• **AIM**: Without the pictures, repeat the listing character for character.

• **GIVEN RECORDS**:
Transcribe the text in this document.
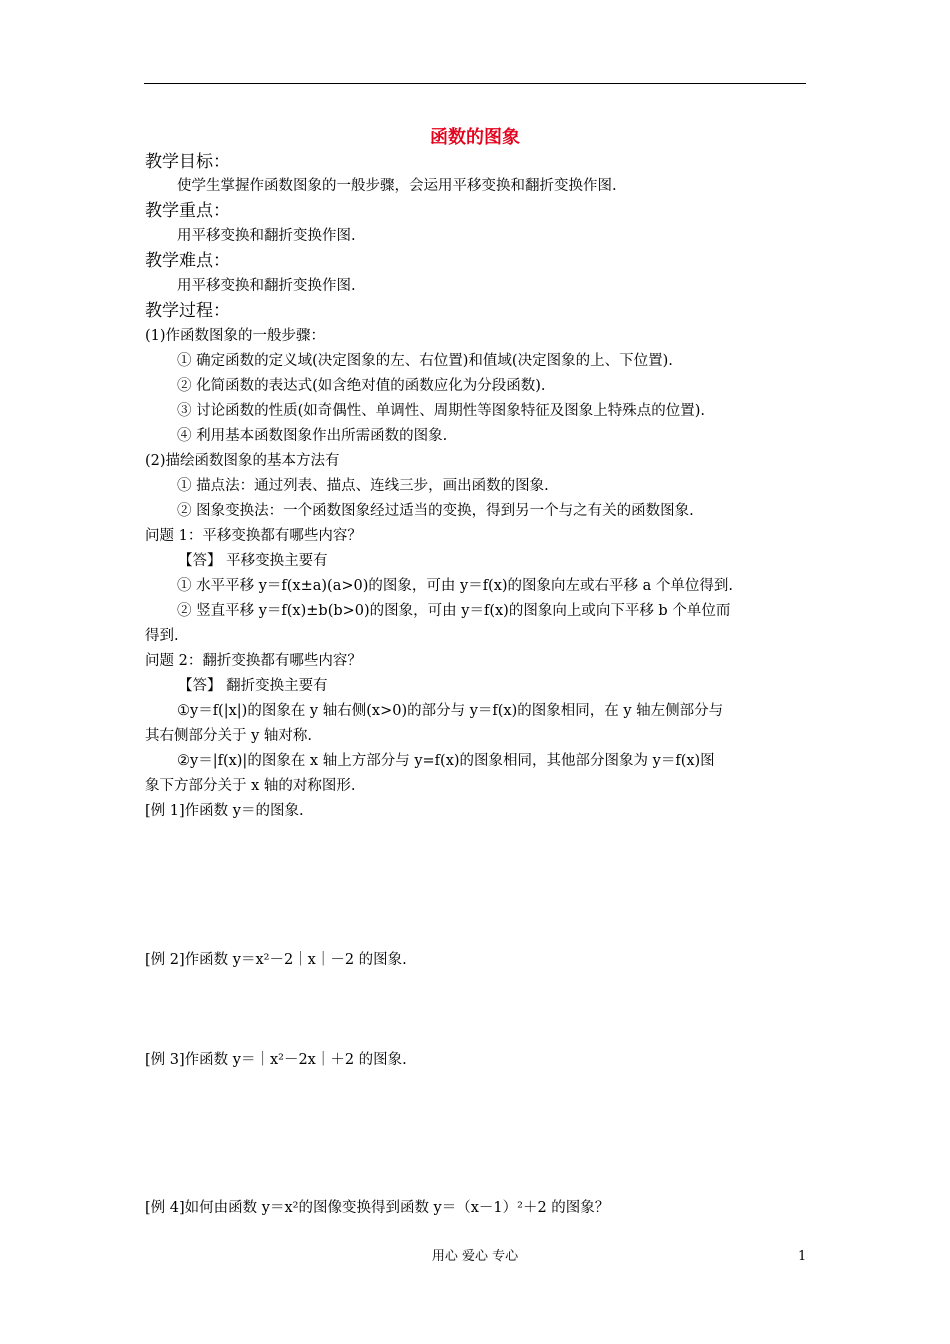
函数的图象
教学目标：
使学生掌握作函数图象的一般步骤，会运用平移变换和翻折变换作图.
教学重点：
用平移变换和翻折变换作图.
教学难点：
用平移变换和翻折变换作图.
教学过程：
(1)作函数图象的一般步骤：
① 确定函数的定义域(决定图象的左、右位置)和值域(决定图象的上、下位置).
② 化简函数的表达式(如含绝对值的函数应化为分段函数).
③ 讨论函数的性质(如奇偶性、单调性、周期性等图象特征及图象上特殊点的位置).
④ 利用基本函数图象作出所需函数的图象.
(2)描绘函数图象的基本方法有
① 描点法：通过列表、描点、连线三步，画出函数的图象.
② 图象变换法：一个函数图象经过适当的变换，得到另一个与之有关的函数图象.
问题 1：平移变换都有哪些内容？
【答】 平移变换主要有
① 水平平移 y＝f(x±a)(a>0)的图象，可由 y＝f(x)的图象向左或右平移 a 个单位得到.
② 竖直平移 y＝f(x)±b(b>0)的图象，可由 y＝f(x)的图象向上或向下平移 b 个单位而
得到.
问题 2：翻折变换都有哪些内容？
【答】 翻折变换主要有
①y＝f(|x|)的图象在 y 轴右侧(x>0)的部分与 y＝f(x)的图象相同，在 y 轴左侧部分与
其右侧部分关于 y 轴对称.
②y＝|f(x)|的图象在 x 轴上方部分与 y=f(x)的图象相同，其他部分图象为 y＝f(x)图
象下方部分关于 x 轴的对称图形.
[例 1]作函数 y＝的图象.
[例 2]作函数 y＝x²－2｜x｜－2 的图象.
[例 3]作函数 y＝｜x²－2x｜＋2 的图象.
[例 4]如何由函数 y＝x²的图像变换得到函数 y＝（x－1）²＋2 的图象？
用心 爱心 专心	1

• **THE COMPLETED TASK**:
Transcribe the text in this document.
函数的图象
教学目标：
使学生掌握作函数图象的一般步骤，会运用平移变换和翻折变换作图.
教学重点：
用平移变换和翻折变换作图.
教学难点：
用平移变换和翻折变换作图.
教学过程：
(1)作函数图象的一般步骤：
① 确定函数的定义域(决定图象的左、右位置)和值域(决定图象的上、下位置).
② 化简函数的表达式(如含绝对值的函数应化为分段函数).
③ 讨论函数的性质(如奇偶性、单调性、周期性等图象特征及图象上特殊点的位置).
④ 利用基本函数图象作出所需函数的图象.
(2)描绘函数图象的基本方法有
① 描点法：通过列表、描点、连线三步，画出函数的图象.
② 图象变换法：一个函数图象经过适当的变换，得到另一个与之有关的函数图象.
问题 1：平移变换都有哪些内容？
【答】 平移变换主要有
① 水平平移 y＝f(x±a)(a>0)的图象，可由 y＝f(x)的图象向左或右平移 a 个单位得到.
② 竖直平移 y＝f(x)±b(b>0)的图象，可由 y＝f(x)的图象向上或向下平移 b 个单位而
得到.
问题 2：翻折变换都有哪些内容？
【答】 翻折变换主要有
①y＝f(|x|)的图象在 y 轴右侧(x>0)的部分与 y＝f(x)的图象相同，在 y 轴左侧部分与
其右侧部分关于 y 轴对称.
②y＝|f(x)|的图象在 x 轴上方部分与 y=f(x)的图象相同，其他部分图象为 y＝f(x)图
象下方部分关于 x 轴的对称图形.
[例 1]作函数 y＝的图象.
[例 2]作函数 y＝x²－2｜x｜－2 的图象.
[例 3]作函数 y＝｜x²－2x｜＋2 的图象.
[例 4]如何由函数 y＝x²的图像变换得到函数 y＝（x－1）²＋2 的图象？
用心 爱心 专心	1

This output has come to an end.